** Begin Stored rows **

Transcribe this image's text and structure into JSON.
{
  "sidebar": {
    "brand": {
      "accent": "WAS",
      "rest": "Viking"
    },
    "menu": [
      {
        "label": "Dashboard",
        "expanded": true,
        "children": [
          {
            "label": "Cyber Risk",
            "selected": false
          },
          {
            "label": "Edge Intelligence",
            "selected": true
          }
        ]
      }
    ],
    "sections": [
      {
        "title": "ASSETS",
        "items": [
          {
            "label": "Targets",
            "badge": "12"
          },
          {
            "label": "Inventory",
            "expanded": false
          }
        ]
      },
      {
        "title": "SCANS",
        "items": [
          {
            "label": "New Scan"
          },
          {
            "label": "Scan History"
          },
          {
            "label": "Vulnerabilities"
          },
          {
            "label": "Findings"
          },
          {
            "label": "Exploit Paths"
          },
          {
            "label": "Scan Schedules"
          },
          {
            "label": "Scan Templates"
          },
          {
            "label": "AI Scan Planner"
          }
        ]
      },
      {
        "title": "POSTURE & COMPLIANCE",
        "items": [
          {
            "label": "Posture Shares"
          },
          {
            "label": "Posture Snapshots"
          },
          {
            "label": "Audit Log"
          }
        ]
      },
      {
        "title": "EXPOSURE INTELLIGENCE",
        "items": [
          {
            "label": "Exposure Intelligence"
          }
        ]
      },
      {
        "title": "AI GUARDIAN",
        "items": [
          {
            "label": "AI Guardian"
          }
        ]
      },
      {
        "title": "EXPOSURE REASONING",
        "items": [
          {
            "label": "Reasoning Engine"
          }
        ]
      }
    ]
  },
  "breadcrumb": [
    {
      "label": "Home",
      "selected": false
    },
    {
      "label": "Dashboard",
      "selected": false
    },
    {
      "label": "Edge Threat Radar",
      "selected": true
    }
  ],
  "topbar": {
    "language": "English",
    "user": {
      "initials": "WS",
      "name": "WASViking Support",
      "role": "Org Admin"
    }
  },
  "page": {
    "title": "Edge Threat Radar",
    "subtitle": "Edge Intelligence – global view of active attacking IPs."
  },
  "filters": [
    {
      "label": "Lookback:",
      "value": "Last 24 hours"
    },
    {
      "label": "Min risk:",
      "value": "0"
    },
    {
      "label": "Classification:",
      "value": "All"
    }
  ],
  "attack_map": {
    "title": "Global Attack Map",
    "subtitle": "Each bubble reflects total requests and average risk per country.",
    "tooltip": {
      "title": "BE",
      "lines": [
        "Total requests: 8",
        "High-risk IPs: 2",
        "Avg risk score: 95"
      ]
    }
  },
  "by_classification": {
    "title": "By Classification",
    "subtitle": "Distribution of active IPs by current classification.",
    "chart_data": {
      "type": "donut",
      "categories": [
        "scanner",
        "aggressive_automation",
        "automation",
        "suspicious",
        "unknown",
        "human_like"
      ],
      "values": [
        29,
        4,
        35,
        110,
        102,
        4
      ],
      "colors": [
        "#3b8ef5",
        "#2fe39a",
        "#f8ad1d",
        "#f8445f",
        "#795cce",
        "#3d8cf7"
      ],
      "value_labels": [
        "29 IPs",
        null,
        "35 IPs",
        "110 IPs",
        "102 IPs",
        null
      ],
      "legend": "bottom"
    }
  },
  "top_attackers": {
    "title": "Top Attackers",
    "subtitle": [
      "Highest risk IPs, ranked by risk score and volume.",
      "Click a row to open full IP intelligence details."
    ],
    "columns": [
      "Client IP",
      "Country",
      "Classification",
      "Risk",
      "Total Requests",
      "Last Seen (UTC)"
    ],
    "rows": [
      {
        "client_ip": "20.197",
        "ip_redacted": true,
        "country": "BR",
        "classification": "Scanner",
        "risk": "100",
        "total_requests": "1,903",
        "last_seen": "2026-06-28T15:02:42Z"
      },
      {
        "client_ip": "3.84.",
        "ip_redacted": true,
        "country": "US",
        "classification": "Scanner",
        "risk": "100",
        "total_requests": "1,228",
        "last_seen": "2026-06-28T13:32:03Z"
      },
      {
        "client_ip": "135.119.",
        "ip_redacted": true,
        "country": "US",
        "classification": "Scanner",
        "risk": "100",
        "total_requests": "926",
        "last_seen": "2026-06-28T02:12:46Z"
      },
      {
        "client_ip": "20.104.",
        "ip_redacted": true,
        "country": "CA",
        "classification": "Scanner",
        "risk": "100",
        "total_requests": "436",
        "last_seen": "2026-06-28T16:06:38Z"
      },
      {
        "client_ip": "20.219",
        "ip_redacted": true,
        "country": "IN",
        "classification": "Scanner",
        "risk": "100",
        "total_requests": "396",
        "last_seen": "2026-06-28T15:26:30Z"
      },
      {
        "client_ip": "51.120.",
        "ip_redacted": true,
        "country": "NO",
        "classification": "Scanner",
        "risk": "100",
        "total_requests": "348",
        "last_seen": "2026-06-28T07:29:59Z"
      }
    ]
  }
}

** End Stored rows **

→ Exercise goal
Go back to the listing above and please repeat it exactly.

→ Exercise solution
Transcribe this image's text and structure into JSON.
{
  "sidebar": {
    "brand": {
      "accent": "WAS",
      "rest": "Viking"
    },
    "menu": [
      {
        "label": "Dashboard",
        "expanded": true,
        "children": [
          {
            "label": "Cyber Risk",
            "selected": false
          },
          {
            "label": "Edge Intelligence",
            "selected": true
          }
        ]
      }
    ],
    "sections": [
      {
        "title": "ASSETS",
        "items": [
          {
            "label": "Targets",
            "badge": "12"
          },
          {
            "label": "Inventory",
            "expanded": false
          }
        ]
      },
      {
        "title": "SCANS",
        "items": [
          {
            "label": "New Scan"
          },
          {
            "label": "Scan History"
          },
          {
            "label": "Vulnerabilities"
          },
          {
            "label": "Findings"
          },
          {
            "label": "Exploit Paths"
          },
          {
            "label": "Scan Schedules"
          },
          {
            "label": "Scan Templates"
          },
          {
            "label": "AI Scan Planner"
          }
        ]
      },
      {
        "title": "POSTURE & COMPLIANCE",
        "items": [
          {
            "label": "Posture Shares"
          },
          {
            "label": "Posture Snapshots"
          },
          {
            "label": "Audit Log"
          }
        ]
      },
      {
        "title": "EXPOSURE INTELLIGENCE",
        "items": [
          {
            "label": "Exposure Intelligence"
          }
        ]
      },
      {
        "title": "AI GUARDIAN",
        "items": [
          {
            "label": "AI Guardian"
          }
        ]
      },
      {
        "title": "EXPOSURE REASONING",
        "items": [
          {
            "label": "Reasoning Engine"
          }
        ]
      }
    ]
  },
  "breadcrumb": [
    {
      "label": "Home",
      "selected": false
    },
    {
      "label": "Dashboard",
      "selected": false
    },
    {
      "label": "Edge Threat Radar",
      "selected": true
    }
  ],
  "topbar": {
    "language": "English",
    "user": {
      "initials": "WS",
      "name": "WASViking Support",
      "role": "Org Admin"
    }
  },
  "page": {
    "title": "Edge Threat Radar",
    "subtitle": "Edge Intelligence – global view of active attacking IPs."
  },
  "filters": [
    {
      "label": "Lookback:",
      "value": "Last 24 hours"
    },
    {
      "label": "Min risk:",
      "value": "0"
    },
    {
      "label": "Classification:",
      "value": "All"
    }
  ],
  "attack_map": {
    "title": "Global Attack Map",
    "subtitle": "Each bubble reflects total requests and average risk per country.",
    "tooltip": {
      "title": "BE",
      "lines": [
        "Total requests: 8",
        "High-risk IPs: 2",
        "Avg risk score: 95"
      ]
    }
  },
  "by_classification": {
    "title": "By Classification",
    "subtitle": "Distribution of active IPs by current classification.",
    "chart_data": {
      "type": "donut",
      "categories": [
        "scanner",
        "aggressive_automation",
        "automation",
        "suspicious",
        "unknown",
        "human_like"
      ],
      "values": [
        29,
        4,
        35,
        110,
        102,
        4
      ],
      "colors": [
        "#3b8ef5",
        "#2fe39a",
        "#f8ad1d",
        "#f8445f",
        "#795cce",
        "#3d8cf7"
      ],
      "value_labels": [
        "29 IPs",
        null,
        "35 IPs",
        "110 IPs",
        "102 IPs",
        null
      ],
      "legend": "bottom"
    }
  },
  "top_attackers": {
    "title": "Top Attackers",
    "subtitle": [
      "Highest risk IPs, ranked by risk score and volume.",
      "Click a row to open full IP intelligence details."
    ],
    "columns": [
      "Client IP",
      "Country",
      "Classification",
      "Risk",
      "Total Requests",
      "Last Seen (UTC)"
    ],
    "rows": [
      {
        "client_ip": "20.197",
        "ip_redacted": true,
        "country": "BR",
        "classification": "Scanner",
        "risk": "100",
        "total_requests": "1,903",
        "last_seen": "2026-06-28T15:02:42Z"
      },
      {
        "client_ip": "3.84.",
        "ip_redacted": true,
        "country": "US",
        "classification": "Scanner",
        "risk": "100",
        "total_requests": "1,228",
        "last_seen": "2026-06-28T13:32:03Z"
      },
      {
        "client_ip": "135.119.",
        "ip_redacted": true,
        "country": "US",
        "classification": "Scanner",
        "risk": "100",
        "total_requests": "926",
        "last_seen": "2026-06-28T02:12:46Z"
      },
      {
        "client_ip": "20.104.",
        "ip_redacted": true,
        "country": "CA",
        "classification": "Scanner",
        "risk": "100",
        "total_requests": "436",
        "last_seen": "2026-06-28T16:06:38Z"
      },
      {
        "client_ip": "20.219",
        "ip_redacted": true,
        "country": "IN",
        "classification": "Scanner",
        "risk": "100",
        "total_requests": "396",
        "last_seen": "2026-06-28T15:26:30Z"
      },
      {
        "client_ip": "51.120.",
        "ip_redacted": true,
        "country": "NO",
        "classification": "Scanner",
        "risk": "100",
        "total_requests": "348",
        "last_seen": "2026-06-28T07:29:59Z"
      }
    ]
  }
}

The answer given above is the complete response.